JOB A – List every quoted file path pattern that appears in the code review thread on optimizing computation orders.
JOB B – Reproduce everything in the code review thread from "Optimize computation orders#13672" down to "address failing pipelines.", renaming "pipelines" to "checks" wherever it occurs.

SUPPLIED TEXT –
::::
Optimize computation orders#13672
Conversation
…pengwa/optimize_compute
baijumeswani
left a comment
There was a problem hiding this comment.
Looks good. Sorry for the delay in the review. Please update the branch to address failing pipelines.
…pengwa/optimize_compute
| transformers.emplace_back(std::make_unique<ReshapeFusion>(compatible_eps)); | ||
| transformers.emplace_back(std::make_unique<ConcatSliceElimination>(compatible_eps)); | ||
| #if defined(USE_CUDA) || defined(USE_ROCM) | ||
| transformers.emplace_back(std::make_unique<ComputationReductionTransformer>(compatible_eps)); |
There was a problem hiding this comment.
Why are we deleting this transformer?
There was a problem hiding this comment.
Oh This is a renaming., now it is called ComputeOptimizer
| "${ONNXRUNTIME_INCLUDE_DIR}/core/optimizer/*.h" | ||
| "${ONNXRUNTIME_ROOT}/core/optimizer/*.h" | ||
| "${ONNXRUNTIME_ROOT}/core/optimizer/*.cc" | ||
| "${ONNXRUNTIME_ROOT}/core/optimizer/compute_optimizer/*.h" |
There was a problem hiding this comment.
All the code in these files and in the test files is wrapped in ENABLE_TRAINING so why add these files here? You can add them within the if (onnxruntime_ENABLE_TRAINING) condition
There was a problem hiding this comment.
Because the optimizer is applicable for inferencing. I intent to make it easier to enable it for inference later without changing file location and cmake macros.
| // 3. Should all inputs be allowed when track back further (bottom-up); | ||
| // if not, add the input index restriction as MatMul did. | ||
| {GetFullQualifiedOpName("Add", kOnnxDomain), | ||
| OpPassThroughConfig({}, std::make_shared<SimplePassThroughActor>(), opset_14_13_7_6_1)}, |
There was a problem hiding this comment.
what is the benefit of creating these const initializer list? Since any opportunity for reuse across the ops is purely coincidental.
There was a problem hiding this comment.
Defining a temporary list of opsets, on windows, later when we read it it is found some values are always zero. So I have to make is a constant to make it run correctly.
::::
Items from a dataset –
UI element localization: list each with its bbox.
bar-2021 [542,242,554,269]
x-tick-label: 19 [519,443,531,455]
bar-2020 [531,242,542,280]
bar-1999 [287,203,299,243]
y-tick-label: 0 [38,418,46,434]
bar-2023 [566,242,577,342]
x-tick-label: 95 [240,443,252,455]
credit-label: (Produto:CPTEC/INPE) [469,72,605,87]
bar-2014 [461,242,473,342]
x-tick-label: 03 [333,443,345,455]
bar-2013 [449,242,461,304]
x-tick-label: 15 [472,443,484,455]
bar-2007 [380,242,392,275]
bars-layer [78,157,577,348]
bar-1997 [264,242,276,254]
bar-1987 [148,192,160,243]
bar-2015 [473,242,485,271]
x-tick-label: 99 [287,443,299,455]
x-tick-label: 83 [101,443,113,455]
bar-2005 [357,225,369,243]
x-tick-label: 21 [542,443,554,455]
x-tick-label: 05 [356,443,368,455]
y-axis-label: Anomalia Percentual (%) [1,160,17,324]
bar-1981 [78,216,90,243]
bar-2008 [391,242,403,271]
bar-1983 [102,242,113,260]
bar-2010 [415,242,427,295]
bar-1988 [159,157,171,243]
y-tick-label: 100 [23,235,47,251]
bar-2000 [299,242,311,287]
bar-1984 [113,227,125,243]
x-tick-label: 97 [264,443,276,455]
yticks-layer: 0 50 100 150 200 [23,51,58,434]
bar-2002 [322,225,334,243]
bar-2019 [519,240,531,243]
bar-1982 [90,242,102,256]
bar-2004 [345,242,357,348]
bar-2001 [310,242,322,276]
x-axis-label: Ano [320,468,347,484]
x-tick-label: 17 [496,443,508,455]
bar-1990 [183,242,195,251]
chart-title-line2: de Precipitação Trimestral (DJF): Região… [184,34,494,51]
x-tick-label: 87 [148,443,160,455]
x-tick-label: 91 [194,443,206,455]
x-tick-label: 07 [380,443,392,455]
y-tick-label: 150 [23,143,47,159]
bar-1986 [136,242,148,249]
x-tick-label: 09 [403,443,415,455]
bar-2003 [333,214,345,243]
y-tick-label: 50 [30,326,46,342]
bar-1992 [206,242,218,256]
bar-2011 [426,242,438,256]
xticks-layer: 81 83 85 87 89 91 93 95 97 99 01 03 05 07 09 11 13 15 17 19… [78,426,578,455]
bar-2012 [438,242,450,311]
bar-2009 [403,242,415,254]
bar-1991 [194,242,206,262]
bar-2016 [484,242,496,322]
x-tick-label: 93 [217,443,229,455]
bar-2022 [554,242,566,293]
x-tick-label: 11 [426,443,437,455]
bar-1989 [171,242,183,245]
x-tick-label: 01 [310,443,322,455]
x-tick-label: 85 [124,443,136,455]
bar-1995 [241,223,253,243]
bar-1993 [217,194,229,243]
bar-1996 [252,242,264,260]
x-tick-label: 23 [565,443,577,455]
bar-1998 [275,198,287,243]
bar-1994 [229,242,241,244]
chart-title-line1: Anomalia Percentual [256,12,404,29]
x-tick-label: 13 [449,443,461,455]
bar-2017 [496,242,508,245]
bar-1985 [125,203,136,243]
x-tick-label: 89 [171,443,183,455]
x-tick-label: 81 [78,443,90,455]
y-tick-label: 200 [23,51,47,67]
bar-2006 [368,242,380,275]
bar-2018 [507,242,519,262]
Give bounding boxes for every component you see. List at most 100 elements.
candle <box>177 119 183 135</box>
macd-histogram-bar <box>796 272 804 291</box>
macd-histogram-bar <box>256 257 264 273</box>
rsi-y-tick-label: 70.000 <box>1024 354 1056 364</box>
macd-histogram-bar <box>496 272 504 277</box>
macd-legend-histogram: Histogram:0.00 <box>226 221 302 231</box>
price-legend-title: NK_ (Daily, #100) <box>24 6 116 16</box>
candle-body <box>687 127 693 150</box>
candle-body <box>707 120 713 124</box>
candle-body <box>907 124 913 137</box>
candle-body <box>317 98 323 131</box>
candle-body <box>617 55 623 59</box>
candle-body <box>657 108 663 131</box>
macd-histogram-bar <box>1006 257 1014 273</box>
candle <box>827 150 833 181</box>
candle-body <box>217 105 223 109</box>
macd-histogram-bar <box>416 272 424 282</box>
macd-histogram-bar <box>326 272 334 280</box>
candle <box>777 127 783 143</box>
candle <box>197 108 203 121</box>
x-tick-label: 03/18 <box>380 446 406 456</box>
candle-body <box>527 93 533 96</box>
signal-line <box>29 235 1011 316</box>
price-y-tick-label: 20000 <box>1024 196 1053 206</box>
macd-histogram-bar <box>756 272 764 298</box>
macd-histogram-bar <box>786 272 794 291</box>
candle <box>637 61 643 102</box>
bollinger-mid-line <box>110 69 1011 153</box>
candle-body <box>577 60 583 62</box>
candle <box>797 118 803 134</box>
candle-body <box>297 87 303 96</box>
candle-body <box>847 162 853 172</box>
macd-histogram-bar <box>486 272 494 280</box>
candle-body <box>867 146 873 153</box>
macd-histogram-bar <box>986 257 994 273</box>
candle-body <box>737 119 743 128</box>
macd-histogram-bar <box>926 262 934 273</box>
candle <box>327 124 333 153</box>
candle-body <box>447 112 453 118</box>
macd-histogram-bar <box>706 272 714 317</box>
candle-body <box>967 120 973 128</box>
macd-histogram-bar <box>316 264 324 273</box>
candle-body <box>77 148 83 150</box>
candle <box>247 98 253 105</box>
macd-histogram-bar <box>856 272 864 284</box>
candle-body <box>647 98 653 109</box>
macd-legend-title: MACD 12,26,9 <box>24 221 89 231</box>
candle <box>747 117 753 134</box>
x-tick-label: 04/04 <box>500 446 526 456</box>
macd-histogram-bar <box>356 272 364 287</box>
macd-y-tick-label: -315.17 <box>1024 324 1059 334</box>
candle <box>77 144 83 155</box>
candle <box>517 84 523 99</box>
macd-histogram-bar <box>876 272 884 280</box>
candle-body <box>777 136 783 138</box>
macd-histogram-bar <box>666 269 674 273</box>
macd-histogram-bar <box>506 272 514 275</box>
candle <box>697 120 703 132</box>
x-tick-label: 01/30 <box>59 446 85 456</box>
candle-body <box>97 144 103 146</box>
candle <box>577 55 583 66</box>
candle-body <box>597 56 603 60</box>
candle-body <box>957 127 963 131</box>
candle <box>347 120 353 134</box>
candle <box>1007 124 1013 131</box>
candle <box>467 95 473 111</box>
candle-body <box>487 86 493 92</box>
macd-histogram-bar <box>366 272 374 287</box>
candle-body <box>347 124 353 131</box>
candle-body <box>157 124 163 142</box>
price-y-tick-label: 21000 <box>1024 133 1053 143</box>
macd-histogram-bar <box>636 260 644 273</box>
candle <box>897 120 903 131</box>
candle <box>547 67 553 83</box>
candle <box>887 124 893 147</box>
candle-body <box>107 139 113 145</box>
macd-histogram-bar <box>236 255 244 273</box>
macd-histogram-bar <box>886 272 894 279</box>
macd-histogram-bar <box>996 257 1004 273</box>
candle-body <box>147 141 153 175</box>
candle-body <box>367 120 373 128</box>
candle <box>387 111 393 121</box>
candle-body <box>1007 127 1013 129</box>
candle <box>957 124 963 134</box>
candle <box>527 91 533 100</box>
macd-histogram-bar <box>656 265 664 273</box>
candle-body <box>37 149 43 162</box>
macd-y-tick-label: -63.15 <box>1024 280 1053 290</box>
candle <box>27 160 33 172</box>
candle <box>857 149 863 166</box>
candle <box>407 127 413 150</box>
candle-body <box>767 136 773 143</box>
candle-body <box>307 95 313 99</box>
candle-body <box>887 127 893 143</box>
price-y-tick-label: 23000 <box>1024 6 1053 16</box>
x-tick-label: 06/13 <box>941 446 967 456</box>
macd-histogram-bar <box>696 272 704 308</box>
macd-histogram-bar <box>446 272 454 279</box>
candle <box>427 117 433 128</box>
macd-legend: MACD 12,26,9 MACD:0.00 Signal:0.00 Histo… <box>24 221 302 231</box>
::::
FINISHED ANSWER A –
"${ONNXRUNTIME_INCLUDE_DIR}/core/optimizer/*.h"
"${ONNXRUNTIME_ROOT}/core/optimizer/*.h"
"${ONNXRUNTIME_ROOT}/core/optimizer/*.cc"
"${ONNXRUNTIME_ROOT}/core/optimizer/compute_optimizer/*.h"

FINISHED ANSWER B –
Optimize computation orders#13672
Conversation
…pengwa/optimize_compute
baijumeswani
left a comment
There was a problem hiding this comment.
Looks good. Sorry for the delay in the review. Please update the branch to address failing checks.